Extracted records
------------

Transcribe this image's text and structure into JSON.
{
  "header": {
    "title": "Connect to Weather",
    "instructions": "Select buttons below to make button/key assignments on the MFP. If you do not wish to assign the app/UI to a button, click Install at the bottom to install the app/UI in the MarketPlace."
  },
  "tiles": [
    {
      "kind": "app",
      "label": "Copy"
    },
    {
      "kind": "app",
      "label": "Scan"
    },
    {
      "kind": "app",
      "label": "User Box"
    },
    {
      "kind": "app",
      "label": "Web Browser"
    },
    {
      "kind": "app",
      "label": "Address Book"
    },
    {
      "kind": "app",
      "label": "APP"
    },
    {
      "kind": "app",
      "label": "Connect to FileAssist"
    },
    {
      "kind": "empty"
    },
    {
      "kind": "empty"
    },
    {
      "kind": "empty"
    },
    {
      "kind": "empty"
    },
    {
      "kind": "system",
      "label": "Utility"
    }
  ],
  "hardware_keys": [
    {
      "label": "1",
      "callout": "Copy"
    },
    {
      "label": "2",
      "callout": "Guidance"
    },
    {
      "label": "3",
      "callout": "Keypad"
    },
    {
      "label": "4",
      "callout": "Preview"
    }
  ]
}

------------

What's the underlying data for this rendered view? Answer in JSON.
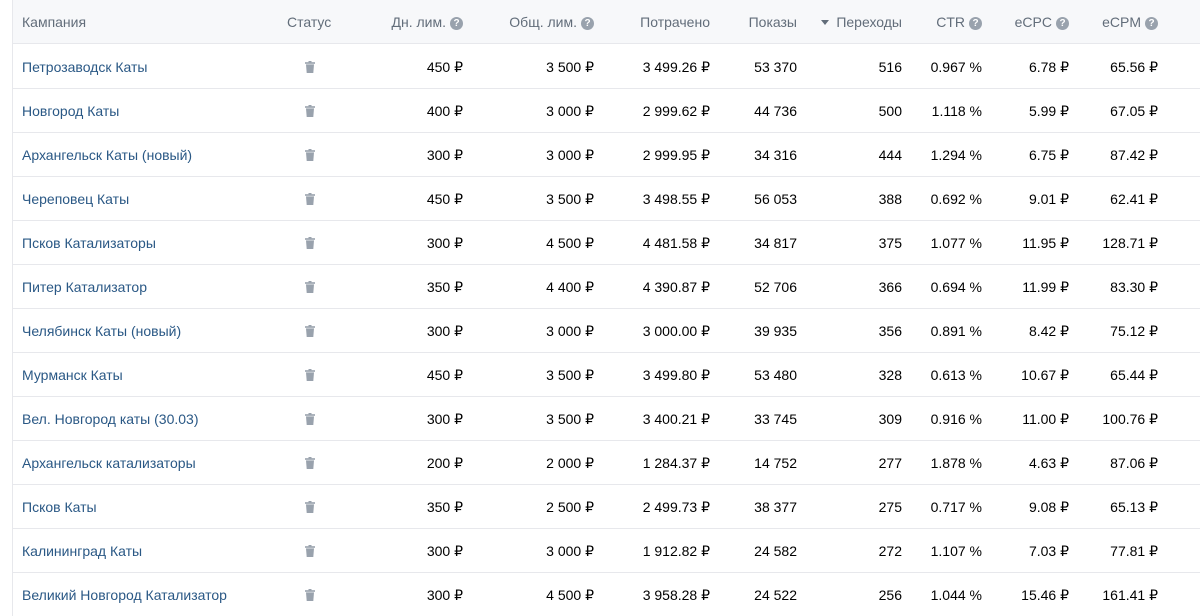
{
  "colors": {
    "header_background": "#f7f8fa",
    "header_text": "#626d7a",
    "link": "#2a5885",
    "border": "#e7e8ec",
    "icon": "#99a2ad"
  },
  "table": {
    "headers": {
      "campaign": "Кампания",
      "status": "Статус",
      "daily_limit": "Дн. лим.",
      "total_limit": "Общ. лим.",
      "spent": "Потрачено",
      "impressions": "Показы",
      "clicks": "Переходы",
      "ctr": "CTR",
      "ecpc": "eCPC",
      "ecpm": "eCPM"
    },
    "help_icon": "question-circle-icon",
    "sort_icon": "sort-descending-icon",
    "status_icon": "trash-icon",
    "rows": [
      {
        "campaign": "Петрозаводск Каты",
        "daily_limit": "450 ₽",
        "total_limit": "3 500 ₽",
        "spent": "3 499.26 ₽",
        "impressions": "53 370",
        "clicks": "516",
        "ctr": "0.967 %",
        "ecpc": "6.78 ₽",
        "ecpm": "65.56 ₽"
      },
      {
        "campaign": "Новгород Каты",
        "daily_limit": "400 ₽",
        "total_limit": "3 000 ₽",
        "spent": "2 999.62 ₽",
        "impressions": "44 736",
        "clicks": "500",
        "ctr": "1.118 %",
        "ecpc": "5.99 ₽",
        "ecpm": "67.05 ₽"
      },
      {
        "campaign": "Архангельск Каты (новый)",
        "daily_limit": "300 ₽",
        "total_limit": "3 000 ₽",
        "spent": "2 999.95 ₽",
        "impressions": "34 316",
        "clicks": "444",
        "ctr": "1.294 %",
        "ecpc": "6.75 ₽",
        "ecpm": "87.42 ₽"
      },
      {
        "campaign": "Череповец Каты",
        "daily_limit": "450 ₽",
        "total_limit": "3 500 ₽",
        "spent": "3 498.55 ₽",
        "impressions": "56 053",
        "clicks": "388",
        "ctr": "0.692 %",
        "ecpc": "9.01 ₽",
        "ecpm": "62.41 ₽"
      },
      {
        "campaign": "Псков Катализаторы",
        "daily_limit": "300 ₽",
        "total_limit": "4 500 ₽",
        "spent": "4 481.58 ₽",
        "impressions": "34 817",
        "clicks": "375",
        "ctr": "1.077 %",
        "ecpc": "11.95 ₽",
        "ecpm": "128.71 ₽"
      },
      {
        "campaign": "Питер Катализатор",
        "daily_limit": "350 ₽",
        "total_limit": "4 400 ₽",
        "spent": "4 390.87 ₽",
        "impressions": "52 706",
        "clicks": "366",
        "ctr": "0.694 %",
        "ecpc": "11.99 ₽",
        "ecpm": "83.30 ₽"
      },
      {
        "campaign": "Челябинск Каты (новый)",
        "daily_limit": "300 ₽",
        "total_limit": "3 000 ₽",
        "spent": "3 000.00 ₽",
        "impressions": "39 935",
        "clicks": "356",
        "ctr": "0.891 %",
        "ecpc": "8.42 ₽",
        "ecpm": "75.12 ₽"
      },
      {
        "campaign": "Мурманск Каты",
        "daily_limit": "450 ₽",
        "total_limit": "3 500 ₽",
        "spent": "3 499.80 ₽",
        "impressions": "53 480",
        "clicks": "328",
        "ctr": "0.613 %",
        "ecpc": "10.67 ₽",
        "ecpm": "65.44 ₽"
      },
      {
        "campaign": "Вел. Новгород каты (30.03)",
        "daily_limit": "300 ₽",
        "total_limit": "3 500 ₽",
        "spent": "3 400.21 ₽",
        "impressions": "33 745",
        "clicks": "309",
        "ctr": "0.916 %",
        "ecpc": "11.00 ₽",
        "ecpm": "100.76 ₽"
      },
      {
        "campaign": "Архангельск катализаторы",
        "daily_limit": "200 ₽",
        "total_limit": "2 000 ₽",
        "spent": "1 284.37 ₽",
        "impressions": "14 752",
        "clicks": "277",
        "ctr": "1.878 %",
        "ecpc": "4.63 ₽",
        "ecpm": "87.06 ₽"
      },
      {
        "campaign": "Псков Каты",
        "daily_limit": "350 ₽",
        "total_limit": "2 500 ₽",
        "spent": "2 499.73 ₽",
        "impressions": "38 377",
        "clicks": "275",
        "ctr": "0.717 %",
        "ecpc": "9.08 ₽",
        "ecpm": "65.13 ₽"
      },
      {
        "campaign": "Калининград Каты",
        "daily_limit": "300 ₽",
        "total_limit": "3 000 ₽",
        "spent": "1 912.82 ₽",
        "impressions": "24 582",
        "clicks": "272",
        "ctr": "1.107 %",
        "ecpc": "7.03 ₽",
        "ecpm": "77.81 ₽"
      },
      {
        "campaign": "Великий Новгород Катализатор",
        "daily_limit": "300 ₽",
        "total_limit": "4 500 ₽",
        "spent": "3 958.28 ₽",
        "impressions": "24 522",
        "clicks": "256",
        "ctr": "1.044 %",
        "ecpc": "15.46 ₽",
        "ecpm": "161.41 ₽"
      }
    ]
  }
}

------------

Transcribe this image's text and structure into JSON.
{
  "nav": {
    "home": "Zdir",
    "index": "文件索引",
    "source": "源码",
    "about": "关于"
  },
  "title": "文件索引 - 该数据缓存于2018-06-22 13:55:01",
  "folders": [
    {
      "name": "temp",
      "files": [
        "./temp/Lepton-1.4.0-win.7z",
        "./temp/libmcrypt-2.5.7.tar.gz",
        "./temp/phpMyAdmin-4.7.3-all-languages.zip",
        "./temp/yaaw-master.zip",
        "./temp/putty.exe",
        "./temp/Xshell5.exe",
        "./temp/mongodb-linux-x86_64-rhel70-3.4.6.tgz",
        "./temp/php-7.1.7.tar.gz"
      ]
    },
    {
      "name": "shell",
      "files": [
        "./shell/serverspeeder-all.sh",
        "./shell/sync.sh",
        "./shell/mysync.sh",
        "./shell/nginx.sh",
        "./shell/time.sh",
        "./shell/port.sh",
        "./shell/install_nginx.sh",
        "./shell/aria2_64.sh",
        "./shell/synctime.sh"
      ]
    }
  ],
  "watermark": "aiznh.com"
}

------------

→ Your goal: Return each line where "Архангельск" shows up.

→ Exercise solution:
        "campaign": "Архангельск Каты (новый)",
        "campaign": "Архангельск катализаторы",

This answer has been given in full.